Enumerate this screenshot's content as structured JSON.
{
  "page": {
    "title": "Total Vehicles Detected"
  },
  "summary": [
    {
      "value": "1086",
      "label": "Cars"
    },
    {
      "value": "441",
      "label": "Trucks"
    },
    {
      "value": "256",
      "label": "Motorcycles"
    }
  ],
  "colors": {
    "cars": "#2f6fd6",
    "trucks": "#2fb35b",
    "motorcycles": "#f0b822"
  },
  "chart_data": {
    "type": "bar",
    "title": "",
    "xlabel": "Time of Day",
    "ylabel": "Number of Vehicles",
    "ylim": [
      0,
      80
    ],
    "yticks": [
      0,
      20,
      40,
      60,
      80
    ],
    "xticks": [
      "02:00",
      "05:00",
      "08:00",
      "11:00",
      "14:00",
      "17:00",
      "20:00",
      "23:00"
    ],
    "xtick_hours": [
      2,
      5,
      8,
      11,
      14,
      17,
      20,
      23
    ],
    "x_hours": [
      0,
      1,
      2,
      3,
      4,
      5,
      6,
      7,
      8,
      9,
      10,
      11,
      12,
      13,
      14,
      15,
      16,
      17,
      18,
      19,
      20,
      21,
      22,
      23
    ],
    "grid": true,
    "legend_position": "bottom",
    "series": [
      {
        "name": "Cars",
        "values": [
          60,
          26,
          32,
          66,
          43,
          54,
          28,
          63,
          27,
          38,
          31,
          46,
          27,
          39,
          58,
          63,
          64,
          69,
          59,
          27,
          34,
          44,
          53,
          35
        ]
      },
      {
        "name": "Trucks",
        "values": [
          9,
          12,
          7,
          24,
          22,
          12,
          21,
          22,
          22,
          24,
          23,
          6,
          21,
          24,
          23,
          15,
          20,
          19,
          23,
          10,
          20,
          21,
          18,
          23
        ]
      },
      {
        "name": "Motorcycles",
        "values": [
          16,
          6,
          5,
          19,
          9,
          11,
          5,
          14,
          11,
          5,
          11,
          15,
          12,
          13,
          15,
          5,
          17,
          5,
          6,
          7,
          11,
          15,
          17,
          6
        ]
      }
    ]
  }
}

----

§ **TASK DIRECTIONS**
Identify every line where the string "Vehicles" appears.

§ **EXPECTED ANSWER**
    "title": "Total Vehicles Detected"
    "ylabel": "Number of Vehicles",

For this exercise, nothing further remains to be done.